[WRITTEN REQUEST] Copy each line that holds "bijvullen".

──────── DATA SUPPLIED

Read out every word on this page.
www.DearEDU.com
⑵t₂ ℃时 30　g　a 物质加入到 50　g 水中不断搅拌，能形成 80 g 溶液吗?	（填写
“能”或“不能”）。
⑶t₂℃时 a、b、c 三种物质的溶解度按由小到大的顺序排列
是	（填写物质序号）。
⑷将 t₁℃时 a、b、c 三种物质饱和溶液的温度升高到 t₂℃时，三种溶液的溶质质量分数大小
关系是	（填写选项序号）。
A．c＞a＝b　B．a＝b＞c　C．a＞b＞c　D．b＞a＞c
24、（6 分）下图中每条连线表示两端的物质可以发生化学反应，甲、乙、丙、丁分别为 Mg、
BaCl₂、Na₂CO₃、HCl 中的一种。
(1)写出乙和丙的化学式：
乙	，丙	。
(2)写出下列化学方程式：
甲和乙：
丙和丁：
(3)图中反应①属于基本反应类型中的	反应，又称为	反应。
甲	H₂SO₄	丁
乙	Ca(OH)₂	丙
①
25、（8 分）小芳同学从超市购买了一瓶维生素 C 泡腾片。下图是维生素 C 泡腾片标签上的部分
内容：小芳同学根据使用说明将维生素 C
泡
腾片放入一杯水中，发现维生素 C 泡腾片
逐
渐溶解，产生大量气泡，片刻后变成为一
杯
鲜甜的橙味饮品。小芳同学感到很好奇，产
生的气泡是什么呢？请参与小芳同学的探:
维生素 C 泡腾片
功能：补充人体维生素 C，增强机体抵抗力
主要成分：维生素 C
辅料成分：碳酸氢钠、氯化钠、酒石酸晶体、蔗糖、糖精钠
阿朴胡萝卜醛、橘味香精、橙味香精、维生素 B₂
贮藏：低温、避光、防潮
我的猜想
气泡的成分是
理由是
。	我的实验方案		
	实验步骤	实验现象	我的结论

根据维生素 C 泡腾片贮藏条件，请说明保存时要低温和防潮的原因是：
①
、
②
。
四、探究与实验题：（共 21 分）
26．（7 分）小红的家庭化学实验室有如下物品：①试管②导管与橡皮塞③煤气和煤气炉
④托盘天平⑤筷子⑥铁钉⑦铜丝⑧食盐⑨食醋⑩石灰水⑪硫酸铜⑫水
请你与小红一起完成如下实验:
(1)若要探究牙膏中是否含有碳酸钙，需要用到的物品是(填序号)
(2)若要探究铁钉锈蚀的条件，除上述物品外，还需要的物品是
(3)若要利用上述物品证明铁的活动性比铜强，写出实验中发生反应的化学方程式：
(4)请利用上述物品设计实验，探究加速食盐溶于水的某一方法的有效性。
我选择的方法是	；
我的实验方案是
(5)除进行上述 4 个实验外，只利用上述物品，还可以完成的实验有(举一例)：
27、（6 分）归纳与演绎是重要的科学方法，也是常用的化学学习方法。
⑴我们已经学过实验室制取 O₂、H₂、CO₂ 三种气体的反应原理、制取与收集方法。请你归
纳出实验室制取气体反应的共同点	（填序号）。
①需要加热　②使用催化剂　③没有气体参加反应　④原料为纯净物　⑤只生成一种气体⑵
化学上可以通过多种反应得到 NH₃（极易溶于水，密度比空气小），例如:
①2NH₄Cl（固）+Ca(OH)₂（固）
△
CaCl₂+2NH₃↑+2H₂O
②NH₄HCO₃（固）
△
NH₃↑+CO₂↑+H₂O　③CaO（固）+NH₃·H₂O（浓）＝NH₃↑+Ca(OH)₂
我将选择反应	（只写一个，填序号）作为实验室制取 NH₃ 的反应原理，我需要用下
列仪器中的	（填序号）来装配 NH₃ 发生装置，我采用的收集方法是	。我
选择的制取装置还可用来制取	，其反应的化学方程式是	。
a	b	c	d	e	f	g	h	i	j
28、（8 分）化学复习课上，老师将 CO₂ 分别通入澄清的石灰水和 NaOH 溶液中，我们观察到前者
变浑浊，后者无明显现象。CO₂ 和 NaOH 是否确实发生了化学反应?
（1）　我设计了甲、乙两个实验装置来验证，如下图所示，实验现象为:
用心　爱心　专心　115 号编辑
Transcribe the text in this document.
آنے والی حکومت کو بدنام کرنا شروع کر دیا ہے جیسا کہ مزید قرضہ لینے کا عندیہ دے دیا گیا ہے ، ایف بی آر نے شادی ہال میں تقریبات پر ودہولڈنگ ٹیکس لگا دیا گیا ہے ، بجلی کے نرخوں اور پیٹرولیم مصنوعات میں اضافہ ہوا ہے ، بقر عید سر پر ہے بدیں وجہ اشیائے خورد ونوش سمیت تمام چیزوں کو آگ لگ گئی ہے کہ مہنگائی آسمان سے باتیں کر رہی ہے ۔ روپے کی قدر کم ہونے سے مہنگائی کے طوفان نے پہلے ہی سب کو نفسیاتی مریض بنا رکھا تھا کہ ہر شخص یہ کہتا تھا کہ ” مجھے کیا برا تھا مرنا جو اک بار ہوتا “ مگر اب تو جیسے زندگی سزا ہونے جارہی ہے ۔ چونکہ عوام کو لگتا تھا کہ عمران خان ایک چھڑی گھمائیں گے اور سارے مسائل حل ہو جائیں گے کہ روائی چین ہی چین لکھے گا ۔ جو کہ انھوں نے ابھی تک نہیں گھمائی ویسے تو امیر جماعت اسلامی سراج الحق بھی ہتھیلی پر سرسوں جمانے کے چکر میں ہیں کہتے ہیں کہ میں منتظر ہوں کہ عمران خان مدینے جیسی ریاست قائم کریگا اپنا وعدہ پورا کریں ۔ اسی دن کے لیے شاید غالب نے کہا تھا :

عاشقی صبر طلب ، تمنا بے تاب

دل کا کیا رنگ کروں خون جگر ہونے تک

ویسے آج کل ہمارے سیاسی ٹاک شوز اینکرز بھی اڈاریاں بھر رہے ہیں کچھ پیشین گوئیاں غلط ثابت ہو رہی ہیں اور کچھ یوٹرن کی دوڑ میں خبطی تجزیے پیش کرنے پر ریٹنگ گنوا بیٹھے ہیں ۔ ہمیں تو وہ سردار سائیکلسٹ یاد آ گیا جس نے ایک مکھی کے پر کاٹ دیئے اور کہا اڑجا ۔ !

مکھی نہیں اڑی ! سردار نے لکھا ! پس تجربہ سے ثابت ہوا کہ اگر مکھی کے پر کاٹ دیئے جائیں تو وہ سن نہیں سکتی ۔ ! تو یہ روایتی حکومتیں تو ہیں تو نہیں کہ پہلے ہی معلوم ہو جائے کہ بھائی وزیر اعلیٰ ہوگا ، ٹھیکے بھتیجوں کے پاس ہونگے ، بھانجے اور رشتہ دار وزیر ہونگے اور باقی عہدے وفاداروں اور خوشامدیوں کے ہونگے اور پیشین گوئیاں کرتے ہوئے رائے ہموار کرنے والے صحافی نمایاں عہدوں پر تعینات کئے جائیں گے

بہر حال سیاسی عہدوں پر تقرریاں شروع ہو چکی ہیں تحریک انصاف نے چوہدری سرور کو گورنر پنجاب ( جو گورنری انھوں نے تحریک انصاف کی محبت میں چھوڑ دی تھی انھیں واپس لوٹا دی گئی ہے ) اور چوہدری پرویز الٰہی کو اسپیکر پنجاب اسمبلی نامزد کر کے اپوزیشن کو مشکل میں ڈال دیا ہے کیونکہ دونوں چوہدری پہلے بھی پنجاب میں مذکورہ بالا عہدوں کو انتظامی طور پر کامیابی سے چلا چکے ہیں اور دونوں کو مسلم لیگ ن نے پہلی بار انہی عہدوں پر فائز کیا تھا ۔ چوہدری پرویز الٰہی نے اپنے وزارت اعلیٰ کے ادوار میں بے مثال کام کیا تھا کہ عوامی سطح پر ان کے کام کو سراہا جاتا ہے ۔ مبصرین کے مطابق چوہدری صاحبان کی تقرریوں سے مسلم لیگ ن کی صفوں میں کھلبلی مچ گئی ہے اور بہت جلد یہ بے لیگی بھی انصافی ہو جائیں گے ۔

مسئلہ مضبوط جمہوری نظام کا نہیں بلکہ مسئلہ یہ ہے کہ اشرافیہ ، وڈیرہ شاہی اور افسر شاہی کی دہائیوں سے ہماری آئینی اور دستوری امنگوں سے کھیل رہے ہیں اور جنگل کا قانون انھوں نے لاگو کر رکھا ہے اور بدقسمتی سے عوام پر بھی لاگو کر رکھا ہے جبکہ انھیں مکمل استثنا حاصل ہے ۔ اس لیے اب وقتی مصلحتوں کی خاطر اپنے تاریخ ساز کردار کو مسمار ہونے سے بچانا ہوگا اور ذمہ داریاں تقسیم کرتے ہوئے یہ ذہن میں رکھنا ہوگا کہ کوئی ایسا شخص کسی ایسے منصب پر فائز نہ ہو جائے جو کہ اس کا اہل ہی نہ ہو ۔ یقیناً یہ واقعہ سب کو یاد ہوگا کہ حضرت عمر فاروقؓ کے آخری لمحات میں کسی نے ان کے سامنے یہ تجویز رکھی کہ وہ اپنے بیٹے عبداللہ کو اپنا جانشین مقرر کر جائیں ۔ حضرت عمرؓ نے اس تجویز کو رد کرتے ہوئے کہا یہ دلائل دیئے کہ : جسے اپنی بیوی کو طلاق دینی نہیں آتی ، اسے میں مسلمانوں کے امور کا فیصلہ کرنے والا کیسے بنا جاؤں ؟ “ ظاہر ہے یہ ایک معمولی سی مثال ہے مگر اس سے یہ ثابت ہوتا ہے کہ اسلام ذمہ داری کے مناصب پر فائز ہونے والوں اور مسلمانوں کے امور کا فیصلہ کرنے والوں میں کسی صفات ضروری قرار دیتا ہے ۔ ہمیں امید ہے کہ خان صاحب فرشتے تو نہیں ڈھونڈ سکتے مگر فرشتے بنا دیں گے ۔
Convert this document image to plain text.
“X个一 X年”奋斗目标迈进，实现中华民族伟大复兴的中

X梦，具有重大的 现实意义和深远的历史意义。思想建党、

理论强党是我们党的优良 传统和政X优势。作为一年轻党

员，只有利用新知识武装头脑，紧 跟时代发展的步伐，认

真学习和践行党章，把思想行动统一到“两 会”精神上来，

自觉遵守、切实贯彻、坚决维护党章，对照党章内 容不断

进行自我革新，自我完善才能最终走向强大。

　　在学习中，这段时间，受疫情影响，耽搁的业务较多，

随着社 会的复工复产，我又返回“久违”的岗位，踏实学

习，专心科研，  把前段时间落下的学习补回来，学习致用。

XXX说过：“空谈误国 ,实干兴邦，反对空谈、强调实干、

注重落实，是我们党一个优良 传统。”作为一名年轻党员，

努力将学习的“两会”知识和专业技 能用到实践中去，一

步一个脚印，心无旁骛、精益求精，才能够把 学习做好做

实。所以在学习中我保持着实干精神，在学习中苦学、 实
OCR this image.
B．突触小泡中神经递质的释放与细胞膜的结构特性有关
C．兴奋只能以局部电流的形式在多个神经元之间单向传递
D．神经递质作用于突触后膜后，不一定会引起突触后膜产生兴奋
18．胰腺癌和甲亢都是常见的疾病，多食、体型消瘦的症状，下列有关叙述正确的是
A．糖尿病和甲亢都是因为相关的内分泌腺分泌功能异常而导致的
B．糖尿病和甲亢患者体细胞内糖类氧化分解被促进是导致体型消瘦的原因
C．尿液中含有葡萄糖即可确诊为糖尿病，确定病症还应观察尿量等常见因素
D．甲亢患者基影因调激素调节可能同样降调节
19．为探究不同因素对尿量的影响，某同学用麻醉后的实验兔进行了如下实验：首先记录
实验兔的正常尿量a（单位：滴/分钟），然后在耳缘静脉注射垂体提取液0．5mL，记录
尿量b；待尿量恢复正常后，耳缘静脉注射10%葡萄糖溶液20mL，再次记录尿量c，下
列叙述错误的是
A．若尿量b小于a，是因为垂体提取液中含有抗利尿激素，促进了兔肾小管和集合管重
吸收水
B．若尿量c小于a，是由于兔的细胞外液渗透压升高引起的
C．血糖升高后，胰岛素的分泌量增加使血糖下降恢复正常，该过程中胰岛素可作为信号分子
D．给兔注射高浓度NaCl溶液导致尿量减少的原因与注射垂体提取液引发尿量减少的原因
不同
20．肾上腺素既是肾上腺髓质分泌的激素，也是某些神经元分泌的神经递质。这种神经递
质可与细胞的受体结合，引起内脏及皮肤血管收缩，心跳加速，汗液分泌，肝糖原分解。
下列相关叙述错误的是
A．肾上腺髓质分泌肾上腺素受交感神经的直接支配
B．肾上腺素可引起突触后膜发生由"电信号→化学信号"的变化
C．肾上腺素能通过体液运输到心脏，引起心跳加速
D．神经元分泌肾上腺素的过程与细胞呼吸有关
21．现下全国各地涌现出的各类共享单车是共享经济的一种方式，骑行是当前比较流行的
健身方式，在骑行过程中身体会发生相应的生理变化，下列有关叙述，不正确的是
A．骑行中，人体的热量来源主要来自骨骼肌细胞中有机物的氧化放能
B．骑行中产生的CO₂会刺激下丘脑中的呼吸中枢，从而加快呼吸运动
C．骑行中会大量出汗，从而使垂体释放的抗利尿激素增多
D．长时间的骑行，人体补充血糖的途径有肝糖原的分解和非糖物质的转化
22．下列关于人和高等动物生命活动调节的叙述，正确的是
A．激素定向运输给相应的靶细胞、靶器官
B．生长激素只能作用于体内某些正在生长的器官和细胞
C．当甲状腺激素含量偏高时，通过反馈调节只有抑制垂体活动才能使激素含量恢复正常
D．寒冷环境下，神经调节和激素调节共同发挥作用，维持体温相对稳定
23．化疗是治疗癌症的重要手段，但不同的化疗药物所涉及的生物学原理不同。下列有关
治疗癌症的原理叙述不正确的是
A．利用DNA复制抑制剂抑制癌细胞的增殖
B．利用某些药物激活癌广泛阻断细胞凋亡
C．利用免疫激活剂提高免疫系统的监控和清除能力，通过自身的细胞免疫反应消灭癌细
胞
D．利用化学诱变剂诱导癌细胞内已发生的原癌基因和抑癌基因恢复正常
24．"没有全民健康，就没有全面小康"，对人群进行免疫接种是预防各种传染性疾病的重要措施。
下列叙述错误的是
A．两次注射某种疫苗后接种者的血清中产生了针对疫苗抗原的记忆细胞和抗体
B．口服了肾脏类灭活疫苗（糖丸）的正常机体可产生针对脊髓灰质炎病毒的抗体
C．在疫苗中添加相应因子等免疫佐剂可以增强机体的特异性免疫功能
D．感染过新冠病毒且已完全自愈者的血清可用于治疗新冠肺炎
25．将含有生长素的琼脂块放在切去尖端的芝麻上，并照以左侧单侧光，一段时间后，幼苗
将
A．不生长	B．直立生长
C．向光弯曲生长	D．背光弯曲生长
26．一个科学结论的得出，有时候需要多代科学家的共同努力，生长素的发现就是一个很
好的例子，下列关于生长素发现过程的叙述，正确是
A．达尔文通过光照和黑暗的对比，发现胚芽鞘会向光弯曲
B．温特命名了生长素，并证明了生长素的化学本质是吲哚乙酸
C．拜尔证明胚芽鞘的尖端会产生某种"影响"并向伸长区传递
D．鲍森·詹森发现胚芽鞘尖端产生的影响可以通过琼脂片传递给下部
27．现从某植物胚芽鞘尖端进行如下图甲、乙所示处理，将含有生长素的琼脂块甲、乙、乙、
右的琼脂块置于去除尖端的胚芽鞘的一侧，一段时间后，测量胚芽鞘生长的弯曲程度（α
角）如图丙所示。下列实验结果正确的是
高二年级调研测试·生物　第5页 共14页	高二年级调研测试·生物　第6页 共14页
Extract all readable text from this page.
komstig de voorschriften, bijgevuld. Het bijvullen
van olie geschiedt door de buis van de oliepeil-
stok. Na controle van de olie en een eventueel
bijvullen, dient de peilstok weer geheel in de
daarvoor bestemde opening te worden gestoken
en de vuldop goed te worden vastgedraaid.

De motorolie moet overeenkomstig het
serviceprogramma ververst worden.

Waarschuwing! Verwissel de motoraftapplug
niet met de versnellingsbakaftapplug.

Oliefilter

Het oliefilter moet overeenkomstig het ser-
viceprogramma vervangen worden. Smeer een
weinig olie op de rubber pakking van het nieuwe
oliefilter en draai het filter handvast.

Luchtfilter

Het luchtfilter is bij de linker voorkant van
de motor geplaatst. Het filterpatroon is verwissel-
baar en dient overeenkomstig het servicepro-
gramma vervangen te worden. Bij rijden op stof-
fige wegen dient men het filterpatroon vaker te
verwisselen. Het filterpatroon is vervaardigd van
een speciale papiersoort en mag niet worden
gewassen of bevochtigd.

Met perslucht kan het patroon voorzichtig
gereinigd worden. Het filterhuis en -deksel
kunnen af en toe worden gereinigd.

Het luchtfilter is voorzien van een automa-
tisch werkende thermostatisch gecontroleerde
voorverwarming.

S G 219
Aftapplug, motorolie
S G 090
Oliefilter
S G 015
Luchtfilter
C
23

────────────────

[THE COMPLETED TASK]
komstig de voorschriften, bijgevuld. Het bijvullen
bijvullen, dient de peilstok weer geheel in de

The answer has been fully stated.